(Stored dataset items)
○ ○ ○
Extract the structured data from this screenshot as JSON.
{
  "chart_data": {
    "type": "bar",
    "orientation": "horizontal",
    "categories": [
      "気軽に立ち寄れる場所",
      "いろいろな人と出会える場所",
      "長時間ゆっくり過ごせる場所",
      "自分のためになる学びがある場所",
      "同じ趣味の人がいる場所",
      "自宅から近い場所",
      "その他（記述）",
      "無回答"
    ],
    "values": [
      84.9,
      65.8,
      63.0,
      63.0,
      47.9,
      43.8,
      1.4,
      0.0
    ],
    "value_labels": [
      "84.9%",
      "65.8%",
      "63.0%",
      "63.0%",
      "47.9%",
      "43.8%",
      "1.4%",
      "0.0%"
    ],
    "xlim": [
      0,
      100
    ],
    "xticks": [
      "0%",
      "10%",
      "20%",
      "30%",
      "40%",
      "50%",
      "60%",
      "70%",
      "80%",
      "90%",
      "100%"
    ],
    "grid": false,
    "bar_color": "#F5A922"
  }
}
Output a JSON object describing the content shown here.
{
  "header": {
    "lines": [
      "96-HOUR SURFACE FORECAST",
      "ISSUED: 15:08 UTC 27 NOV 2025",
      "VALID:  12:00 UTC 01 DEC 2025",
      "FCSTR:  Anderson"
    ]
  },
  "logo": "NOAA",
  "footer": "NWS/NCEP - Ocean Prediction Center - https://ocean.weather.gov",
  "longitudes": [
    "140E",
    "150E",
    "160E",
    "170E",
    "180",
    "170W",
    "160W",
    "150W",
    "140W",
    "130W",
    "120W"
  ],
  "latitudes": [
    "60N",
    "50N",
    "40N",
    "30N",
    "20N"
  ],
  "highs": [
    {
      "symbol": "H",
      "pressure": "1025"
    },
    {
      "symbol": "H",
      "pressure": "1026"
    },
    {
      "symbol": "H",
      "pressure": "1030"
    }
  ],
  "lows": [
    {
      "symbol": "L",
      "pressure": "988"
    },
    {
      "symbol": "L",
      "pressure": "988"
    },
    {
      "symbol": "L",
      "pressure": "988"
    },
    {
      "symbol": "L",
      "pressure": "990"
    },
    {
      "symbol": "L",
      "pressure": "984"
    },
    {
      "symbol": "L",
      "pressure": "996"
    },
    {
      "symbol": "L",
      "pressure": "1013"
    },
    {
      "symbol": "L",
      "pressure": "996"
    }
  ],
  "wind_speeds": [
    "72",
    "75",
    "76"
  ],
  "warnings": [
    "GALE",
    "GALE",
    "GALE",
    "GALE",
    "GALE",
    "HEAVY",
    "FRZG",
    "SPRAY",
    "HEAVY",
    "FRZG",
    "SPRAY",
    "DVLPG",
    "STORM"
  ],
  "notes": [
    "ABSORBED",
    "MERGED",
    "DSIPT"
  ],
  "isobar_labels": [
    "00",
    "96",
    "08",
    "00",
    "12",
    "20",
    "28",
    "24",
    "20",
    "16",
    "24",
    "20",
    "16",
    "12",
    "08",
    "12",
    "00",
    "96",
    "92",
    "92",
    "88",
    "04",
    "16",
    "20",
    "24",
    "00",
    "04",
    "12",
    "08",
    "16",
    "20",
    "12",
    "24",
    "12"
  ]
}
○ ○ ○
▸ PROBLEM
Your task is to repeat the data exactly; please include every line.

▸ SOLVED EXERCISE
Extract the structured data from this screenshot as JSON.
{
  "chart_data": {
    "type": "bar",
    "orientation": "horizontal",
    "categories": [
      "気軽に立ち寄れる場所",
      "いろいろな人と出会える場所",
      "長時間ゆっくり過ごせる場所",
      "自分のためになる学びがある場所",
      "同じ趣味の人がいる場所",
      "自宅から近い場所",
      "その他（記述）",
      "無回答"
    ],
    "values": [
      84.9,
      65.8,
      63.0,
      63.0,
      47.9,
      43.8,
      1.4,
      0.0
    ],
    "value_labels": [
      "84.9%",
      "65.8%",
      "63.0%",
      "63.0%",
      "47.9%",
      "43.8%",
      "1.4%",
      "0.0%"
    ],
    "xlim": [
      0,
      100
    ],
    "xticks": [
      "0%",
      "10%",
      "20%",
      "30%",
      "40%",
      "50%",
      "60%",
      "70%",
      "80%",
      "90%",
      "100%"
    ],
    "grid": false,
    "bar_color": "#F5A922"
  }
}
Output a JSON object describing the content shown here.
{
  "header": {
    "lines": [
      "96-HOUR SURFACE FORECAST",
      "ISSUED: 15:08 UTC 27 NOV 2025",
      "VALID:  12:00 UTC 01 DEC 2025",
      "FCSTR:  Anderson"
    ]
  },
  "logo": "NOAA",
  "footer": "NWS/NCEP - Ocean Prediction Center - https://ocean.weather.gov",
  "longitudes": [
    "140E",
    "150E",
    "160E",
    "170E",
    "180",
    "170W",
    "160W",
    "150W",
    "140W",
    "130W",
    "120W"
  ],
  "latitudes": [
    "60N",
    "50N",
    "40N",
    "30N",
    "20N"
  ],
  "highs": [
    {
      "symbol": "H",
      "pressure": "1025"
    },
    {
      "symbol": "H",
      "pressure": "1026"
    },
    {
      "symbol": "H",
      "pressure": "1030"
    }
  ],
  "lows": [
    {
      "symbol": "L",
      "pressure": "988"
    },
    {
      "symbol": "L",
      "pressure": "988"
    },
    {
      "symbol": "L",
      "pressure": "988"
    },
    {
      "symbol": "L",
      "pressure": "990"
    },
    {
      "symbol": "L",
      "pressure": "984"
    },
    {
      "symbol": "L",
      "pressure": "996"
    },
    {
      "symbol": "L",
      "pressure": "1013"
    },
    {
      "symbol": "L",
      "pressure": "996"
    }
  ],
  "wind_speeds": [
    "72",
    "75",
    "76"
  ],
  "warnings": [
    "GALE",
    "GALE",
    "GALE",
    "GALE",
    "GALE",
    "HEAVY",
    "FRZG",
    "SPRAY",
    "HEAVY",
    "FRZG",
    "SPRAY",
    "DVLPG",
    "STORM"
  ],
  "notes": [
    "ABSORBED",
    "MERGED",
    "DSIPT"
  ],
  "isobar_labels": [
    "00",
    "96",
    "08",
    "00",
    "12",
    "20",
    "28",
    "24",
    "20",
    "16",
    "24",
    "20",
    "16",
    "12",
    "08",
    "12",
    "00",
    "96",
    "92",
    "92",
    "88",
    "04",
    "16",
    "20",
    "24",
    "00",
    "04",
    "12",
    "08",
    "16",
    "20",
    "12",
    "24",
    "12"
  ]
}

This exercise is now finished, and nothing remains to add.